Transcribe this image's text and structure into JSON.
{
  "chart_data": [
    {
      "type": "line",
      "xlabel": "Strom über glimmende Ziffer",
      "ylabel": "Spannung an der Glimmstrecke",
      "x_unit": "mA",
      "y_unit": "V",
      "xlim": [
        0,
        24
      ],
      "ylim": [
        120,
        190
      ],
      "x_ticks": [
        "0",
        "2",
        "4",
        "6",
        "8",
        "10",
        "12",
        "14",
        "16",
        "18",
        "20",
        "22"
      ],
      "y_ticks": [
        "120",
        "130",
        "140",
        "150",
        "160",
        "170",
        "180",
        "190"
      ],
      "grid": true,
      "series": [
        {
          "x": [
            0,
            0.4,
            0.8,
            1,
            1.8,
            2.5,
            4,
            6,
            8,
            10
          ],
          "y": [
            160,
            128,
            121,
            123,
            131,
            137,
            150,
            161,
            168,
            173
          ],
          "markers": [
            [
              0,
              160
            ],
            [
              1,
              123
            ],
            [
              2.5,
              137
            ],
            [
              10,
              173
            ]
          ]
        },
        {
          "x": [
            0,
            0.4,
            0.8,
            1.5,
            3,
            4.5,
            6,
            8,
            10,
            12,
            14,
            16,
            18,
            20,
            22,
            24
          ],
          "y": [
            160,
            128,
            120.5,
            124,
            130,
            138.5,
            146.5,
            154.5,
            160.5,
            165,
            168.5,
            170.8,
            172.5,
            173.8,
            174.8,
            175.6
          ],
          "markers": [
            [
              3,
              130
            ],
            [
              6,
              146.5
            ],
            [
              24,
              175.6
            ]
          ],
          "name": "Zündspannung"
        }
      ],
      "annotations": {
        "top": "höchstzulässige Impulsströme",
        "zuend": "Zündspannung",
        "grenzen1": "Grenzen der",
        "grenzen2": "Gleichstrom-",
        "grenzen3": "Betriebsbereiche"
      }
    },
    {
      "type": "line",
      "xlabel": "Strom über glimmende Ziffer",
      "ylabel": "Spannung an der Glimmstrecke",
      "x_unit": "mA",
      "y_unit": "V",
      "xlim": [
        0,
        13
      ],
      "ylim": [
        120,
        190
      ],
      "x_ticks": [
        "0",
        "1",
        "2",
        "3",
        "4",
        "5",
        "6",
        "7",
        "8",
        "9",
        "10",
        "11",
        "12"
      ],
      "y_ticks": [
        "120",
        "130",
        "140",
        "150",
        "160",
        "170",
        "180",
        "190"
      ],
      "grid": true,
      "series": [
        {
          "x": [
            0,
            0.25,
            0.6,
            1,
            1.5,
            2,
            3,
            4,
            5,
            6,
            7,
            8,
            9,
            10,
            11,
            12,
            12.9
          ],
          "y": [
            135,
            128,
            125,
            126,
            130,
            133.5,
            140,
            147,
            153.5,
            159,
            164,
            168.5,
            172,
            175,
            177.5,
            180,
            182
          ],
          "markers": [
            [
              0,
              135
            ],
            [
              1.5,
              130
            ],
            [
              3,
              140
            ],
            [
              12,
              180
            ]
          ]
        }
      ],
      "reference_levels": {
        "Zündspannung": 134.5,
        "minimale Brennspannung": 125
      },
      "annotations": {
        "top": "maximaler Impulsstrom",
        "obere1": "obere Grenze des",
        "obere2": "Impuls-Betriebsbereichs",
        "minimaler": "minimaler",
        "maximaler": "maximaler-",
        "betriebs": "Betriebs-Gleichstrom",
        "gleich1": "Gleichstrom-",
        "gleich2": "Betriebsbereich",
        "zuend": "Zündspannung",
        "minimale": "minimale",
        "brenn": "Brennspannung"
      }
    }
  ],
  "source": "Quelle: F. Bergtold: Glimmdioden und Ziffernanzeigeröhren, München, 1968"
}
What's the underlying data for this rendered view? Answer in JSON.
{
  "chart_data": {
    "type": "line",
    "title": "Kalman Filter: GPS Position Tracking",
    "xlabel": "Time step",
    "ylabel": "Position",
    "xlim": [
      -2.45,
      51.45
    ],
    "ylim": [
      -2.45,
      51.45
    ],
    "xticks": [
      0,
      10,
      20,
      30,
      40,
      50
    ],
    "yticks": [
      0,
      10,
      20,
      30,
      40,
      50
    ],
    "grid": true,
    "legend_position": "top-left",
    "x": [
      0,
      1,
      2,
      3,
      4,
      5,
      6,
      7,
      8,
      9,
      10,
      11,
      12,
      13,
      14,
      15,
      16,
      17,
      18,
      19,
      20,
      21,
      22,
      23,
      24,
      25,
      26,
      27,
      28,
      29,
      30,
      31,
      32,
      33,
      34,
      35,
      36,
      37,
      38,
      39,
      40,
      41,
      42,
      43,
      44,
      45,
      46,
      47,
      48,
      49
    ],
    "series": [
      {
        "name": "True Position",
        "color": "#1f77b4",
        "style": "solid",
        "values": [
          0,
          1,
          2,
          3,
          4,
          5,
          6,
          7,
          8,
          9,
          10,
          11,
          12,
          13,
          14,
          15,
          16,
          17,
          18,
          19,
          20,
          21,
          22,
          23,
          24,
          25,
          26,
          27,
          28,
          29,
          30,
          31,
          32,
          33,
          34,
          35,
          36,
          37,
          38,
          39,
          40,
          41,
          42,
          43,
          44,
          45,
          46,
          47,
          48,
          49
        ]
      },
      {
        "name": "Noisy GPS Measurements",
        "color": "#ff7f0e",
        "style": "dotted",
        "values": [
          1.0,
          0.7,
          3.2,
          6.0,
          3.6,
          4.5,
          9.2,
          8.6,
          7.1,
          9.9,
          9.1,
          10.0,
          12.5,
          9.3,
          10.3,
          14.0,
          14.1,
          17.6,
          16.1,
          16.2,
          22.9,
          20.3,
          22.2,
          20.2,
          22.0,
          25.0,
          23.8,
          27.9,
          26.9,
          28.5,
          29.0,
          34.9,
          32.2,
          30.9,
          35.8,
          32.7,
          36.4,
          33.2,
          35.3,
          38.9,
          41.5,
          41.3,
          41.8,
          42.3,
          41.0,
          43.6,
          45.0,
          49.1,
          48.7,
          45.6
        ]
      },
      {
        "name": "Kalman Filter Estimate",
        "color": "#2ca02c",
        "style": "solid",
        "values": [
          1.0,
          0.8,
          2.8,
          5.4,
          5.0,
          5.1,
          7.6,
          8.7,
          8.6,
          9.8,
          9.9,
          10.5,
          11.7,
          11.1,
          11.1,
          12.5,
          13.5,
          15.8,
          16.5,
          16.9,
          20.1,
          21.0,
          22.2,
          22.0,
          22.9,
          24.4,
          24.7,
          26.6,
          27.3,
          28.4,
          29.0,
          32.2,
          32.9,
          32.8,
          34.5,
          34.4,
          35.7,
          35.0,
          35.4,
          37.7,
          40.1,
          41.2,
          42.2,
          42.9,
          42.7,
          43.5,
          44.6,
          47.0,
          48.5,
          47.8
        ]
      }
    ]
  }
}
-*-*-
EXERCISE PROMPT:
Show the lines from the data above that contain the string "Filter".

COMPLETED EXERCISE:
    "title": "Kalman Filter: GPS Position Tracking",
        "name": "Kalman Filter Estimate",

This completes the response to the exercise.